## START

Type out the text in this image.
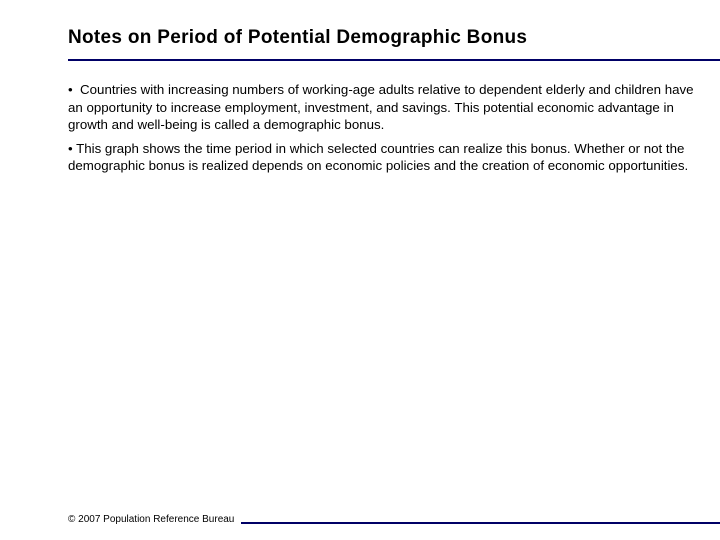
Notes on Period of Potential Demographic Bonus

•  Countries with increasing numbers of working-age adults relative to dependent elderly and children have an opportunity to increase employment, investment, and savings. This potential economic advantage in growth and well-being is called a demographic bonus.

• This graph shows the time period in which selected countries can realize this bonus. Whether or not the demographic bonus is realized depends on economic policies and the creation of economic opportunities.

© 2007 Population Reference Bureau
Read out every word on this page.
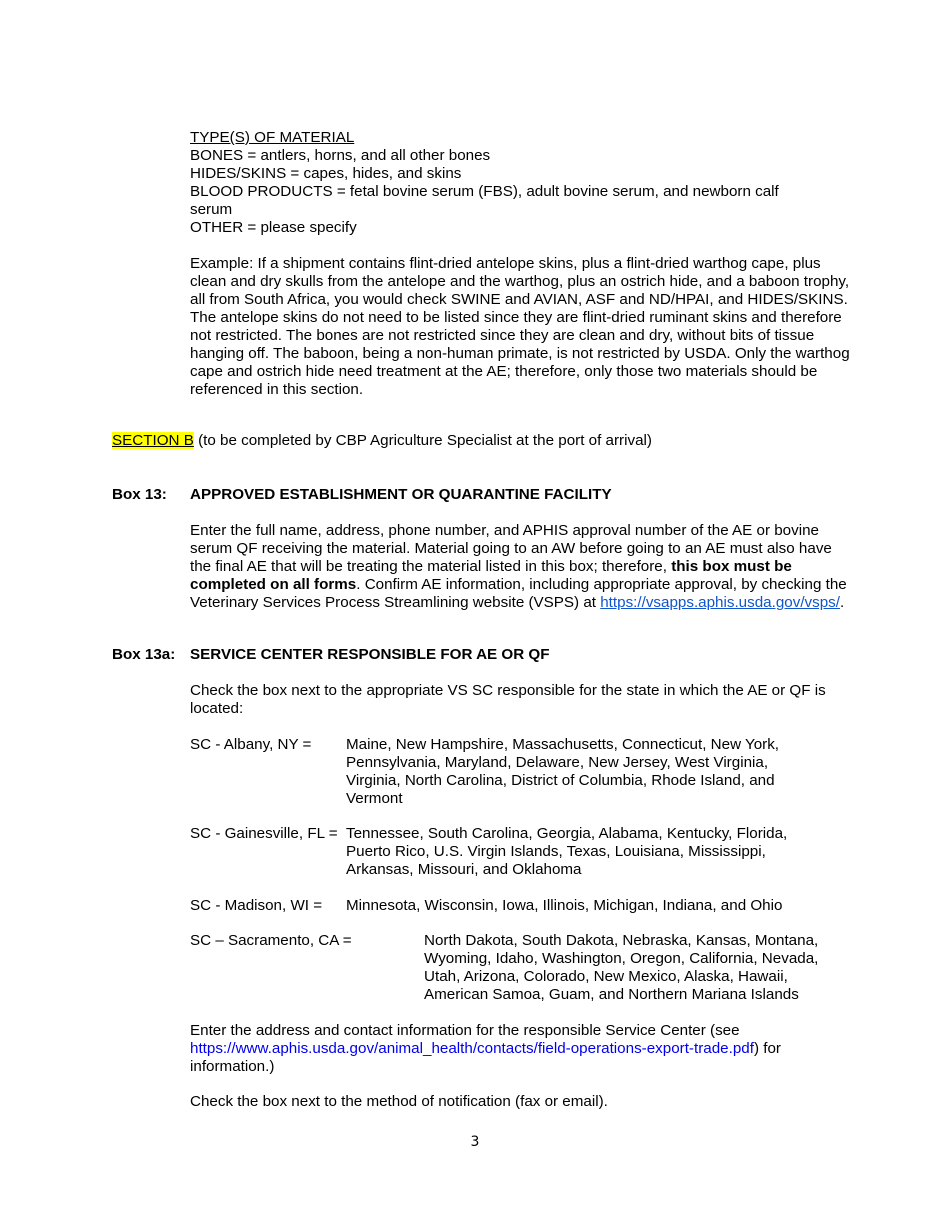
TYPE(S) OF MATERIAL
BONES = antlers, horns, and all other bones
HIDES/SKINS = capes, hides, and skins
BLOOD PRODUCTS = fetal bovine serum (FBS), adult bovine serum, and newborn calf serum
OTHER = please specify
Example: If a shipment contains flint-dried antelope skins, plus a flint-dried warthog cape, plus clean and dry skulls from the antelope and the warthog, plus an ostrich hide, and a baboon trophy, all from South Africa, you would check SWINE and AVIAN, ASF and ND/HPAI, and HIDES/SKINS. The antelope skins do not need to be listed since they are flint-dried ruminant skins and therefore not restricted. The bones are not restricted since they are clean and dry, without bits of tissue hanging off. The baboon, being a non-human primate, is not restricted by USDA. Only the warthog cape and ostrich hide need treatment at the AE; therefore, only those two materials should be referenced in this section.
SECTION B (to be completed by CBP Agriculture Specialist at the port of arrival)
Box 13: APPROVED ESTABLISHMENT OR QUARANTINE FACILITY
Enter the full name, address, phone number, and APHIS approval number of the AE or bovine serum QF receiving the material. Material going to an AW before going to an AE must also have the final AE that will be treating the material listed in this box; therefore, this box must be completed on all forms. Confirm AE information, including appropriate approval, by checking the Veterinary Services Process Streamlining website (VSPS) at https://vsapps.aphis.usda.gov/vsps/.
Box 13a: SERVICE CENTER RESPONSIBLE FOR AE OR QF
Check the box next to the appropriate VS SC responsible for the state in which the AE or QF is located:
SC - Albany, NY = Maine, New Hampshire, Massachusetts, Connecticut, New York, Pennsylvania, Maryland, Delaware, New Jersey, West Virginia, Virginia, North Carolina, District of Columbia, Rhode Island, and Vermont
SC - Gainesville, FL = Tennessee, South Carolina, Georgia, Alabama, Kentucky, Florida, Puerto Rico, U.S. Virgin Islands, Texas, Louisiana, Mississippi, Arkansas, Missouri, and Oklahoma
SC - Madison, WI = Minnesota, Wisconsin, Iowa, Illinois, Michigan, Indiana, and Ohio
SC – Sacramento, CA =	North Dakota, South Dakota, Nebraska, Kansas, Montana, Wyoming, Idaho, Washington, Oregon, California, Nevada, Utah, Arizona, Colorado, New Mexico, Alaska, Hawaii, American Samoa, Guam, and Northern Mariana Islands
Enter the address and contact information for the responsible Service Center (see
https://www.aphis.usda.gov/animal_health/contacts/field-operations-export-trade.pdf) for information.)
Check the box next to the method of notification (fax or email).
3
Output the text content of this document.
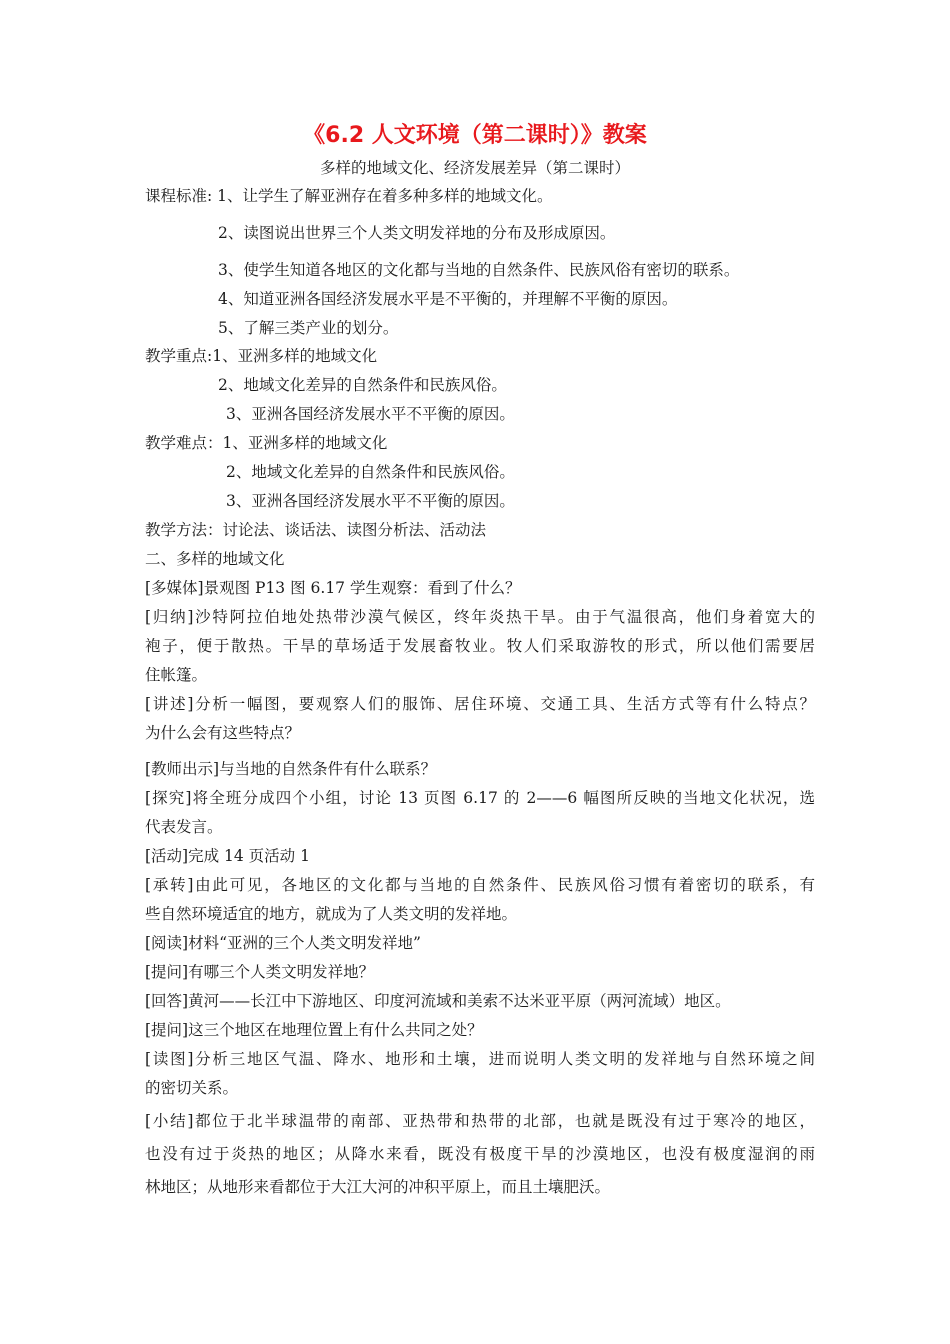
《6.2 人文环境（第二课时）》教案
多样的地域文化、经济发展差异（第二课时）
课程标准: 1、让学生了解亚洲存在着多种多样的地域文化。
2、读图说出世界三个人类文明发祥地的分布及形成原因。
3、使学生知道各地区的文化都与当地的自然条件、民族风俗有密切的联系。
4、知道亚洲各国经济发展水平是不平衡的，并理解不平衡的原因。
5、了解三类产业的划分。
教学重点:1、亚洲多样的地域文化
2、地域文化差异的自然条件和民族风俗。
3、亚洲各国经济发展水平不平衡的原因。
教学难点：1、亚洲多样的地域文化
2、地域文化差异的自然条件和民族风俗。
3、亚洲各国经济发展水平不平衡的原因。
教学方法：讨论法、谈话法、读图分析法、活动法
二、多样的地域文化
[多媒体]景观图 P13 图 6.17 学生观察：看到了什么？
[归纳]沙特阿拉伯地处热带沙漠气候区，终年炎热干旱。由于气温很高，他们身着宽大的
袍子，便于散热。干旱的草场适于发展畜牧业。牧人们采取游牧的形式，所以他们需要居
住帐篷。
[讲述]分析一幅图，要观察人们的服饰、居住环境、交通工具、生活方式等有什么特点？
为什么会有这些特点？
[教师出示]与当地的自然条件有什么联系？
[探究]将全班分成四个小组，讨论 13 页图 6.17 的 2——6 幅图所反映的当地文化状况，选
代表发言。
[活动]完成 14 页活动 1
[承转]由此可见，各地区的文化都与当地的自然条件、民族风俗习惯有着密切的联系，有
些自然环境适宜的地方，就成为了人类文明的发祥地。
[阅读]材料“亚洲的三个人类文明发祥地”
[提问]有哪三个人类文明发祥地？
[回答]黄河——长江中下游地区、印度河流域和美索不达米亚平原（两河流域）地区。
[提问]这三个地区在地理位置上有什么共同之处？
[读图]分析三地区气温、降水、地形和土壤，进而说明人类文明的发祥地与自然环境之间
的密切关系。
[小结]都位于北半球温带的南部、亚热带和热带的北部，也就是既没有过于寒冷的地区，
也没有过于炎热的地区；从降水来看，既没有极度干旱的沙漠地区，也没有极度湿润的雨
林地区；从地形来看都位于大江大河的冲积平原上，而且土壤肥沃。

## END

▶ [Written exercise]: Transcribe the full listing character for character. Pictures are excluded.

▶ [Solved exercise]:
Type out the text in this image.
Notes on Period of Potential Demographic Bonus

•  Countries with increasing numbers of working-age adults relative to dependent elderly and children have an opportunity to increase employment, investment, and savings. This potential economic advantage in growth and well-being is called a demographic bonus.

• This graph shows the time period in which selected countries can realize this bonus. Whether or not the demographic bonus is realized depends on economic policies and the creation of economic opportunities.

© 2007 Population Reference Bureau
Read out every word on this page.
TYPE(S) OF MATERIAL
BONES = antlers, horns, and all other bones
HIDES/SKINS = capes, hides, and skins
BLOOD PRODUCTS = fetal bovine serum (FBS), adult bovine serum, and newborn calf serum
OTHER = please specify
Example: If a shipment contains flint-dried antelope skins, plus a flint-dried warthog cape, plus clean and dry skulls from the antelope and the warthog, plus an ostrich hide, and a baboon trophy, all from South Africa, you would check SWINE and AVIAN, ASF and ND/HPAI, and HIDES/SKINS. The antelope skins do not need to be listed since they are flint-dried ruminant skins and therefore not restricted. The bones are not restricted since they are clean and dry, without bits of tissue hanging off. The baboon, being a non-human primate, is not restricted by USDA. Only the warthog cape and ostrich hide need treatment at the AE; therefore, only those two materials should be referenced in this section.
SECTION B (to be completed by CBP Agriculture Specialist at the port of arrival)
Box 13: APPROVED ESTABLISHMENT OR QUARANTINE FACILITY
Enter the full name, address, phone number, and APHIS approval number of the AE or bovine serum QF receiving the material. Material going to an AW before going to an AE must also have the final AE that will be treating the material listed in this box; therefore, this box must be completed on all forms. Confirm AE information, including appropriate approval, by checking the Veterinary Services Process Streamlining website (VSPS) at https://vsapps.aphis.usda.gov/vsps/.
Box 13a: SERVICE CENTER RESPONSIBLE FOR AE OR QF
Check the box next to the appropriate VS SC responsible for the state in which the AE or QF is located:
SC - Albany, NY = Maine, New Hampshire, Massachusetts, Connecticut, New York, Pennsylvania, Maryland, Delaware, New Jersey, West Virginia, Virginia, North Carolina, District of Columbia, Rhode Island, and Vermont
SC - Gainesville, FL = Tennessee, South Carolina, Georgia, Alabama, Kentucky, Florida, Puerto Rico, U.S. Virgin Islands, Texas, Louisiana, Mississippi, Arkansas, Missouri, and Oklahoma
SC - Madison, WI = Minnesota, Wisconsin, Iowa, Illinois, Michigan, Indiana, and Ohio
SC – Sacramento, CA =	North Dakota, South Dakota, Nebraska, Kansas, Montana, Wyoming, Idaho, Washington, Oregon, California, Nevada, Utah, Arizona, Colorado, New Mexico, Alaska, Hawaii, American Samoa, Guam, and Northern Mariana Islands
Enter the address and contact information for the responsible Service Center (see
https://www.aphis.usda.gov/animal_health/contacts/field-operations-export-trade.pdf) for information.)
Check the box next to the method of notification (fax or email).
3
Output the text content of this document.
《6.2 人文环境（第二课时）》教案
多样的地域文化、经济发展差异（第二课时）
课程标准: 1、让学生了解亚洲存在着多种多样的地域文化。
2、读图说出世界三个人类文明发祥地的分布及形成原因。
3、使学生知道各地区的文化都与当地的自然条件、民族风俗有密切的联系。
4、知道亚洲各国经济发展水平是不平衡的，并理解不平衡的原因。
5、了解三类产业的划分。
教学重点:1、亚洲多样的地域文化
2、地域文化差异的自然条件和民族风俗。
3、亚洲各国经济发展水平不平衡的原因。
教学难点：1、亚洲多样的地域文化
2、地域文化差异的自然条件和民族风俗。
3、亚洲各国经济发展水平不平衡的原因。
教学方法：讨论法、谈话法、读图分析法、活动法
二、多样的地域文化
[多媒体]景观图 P13 图 6.17 学生观察：看到了什么？
[归纳]沙特阿拉伯地处热带沙漠气候区，终年炎热干旱。由于气温很高，他们身着宽大的
袍子，便于散热。干旱的草场适于发展畜牧业。牧人们采取游牧的形式，所以他们需要居
住帐篷。
[讲述]分析一幅图，要观察人们的服饰、居住环境、交通工具、生活方式等有什么特点？
为什么会有这些特点？
[教师出示]与当地的自然条件有什么联系？
[探究]将全班分成四个小组，讨论 13 页图 6.17 的 2——6 幅图所反映的当地文化状况，选
代表发言。
[活动]完成 14 页活动 1
[承转]由此可见，各地区的文化都与当地的自然条件、民族风俗习惯有着密切的联系，有
些自然环境适宜的地方，就成为了人类文明的发祥地。
[阅读]材料“亚洲的三个人类文明发祥地”
[提问]有哪三个人类文明发祥地？
[回答]黄河——长江中下游地区、印度河流域和美索不达米亚平原（两河流域）地区。
[提问]这三个地区在地理位置上有什么共同之处？
[读图]分析三地区气温、降水、地形和土壤，进而说明人类文明的发祥地与自然环境之间
的密切关系。
[小结]都位于北半球温带的南部、亚热带和热带的北部，也就是既没有过于寒冷的地区，
也没有过于炎热的地区；从降水来看，既没有极度干旱的沙漠地区，也没有极度湿润的雨
林地区；从地形来看都位于大江大河的冲积平原上，而且土壤肥沃。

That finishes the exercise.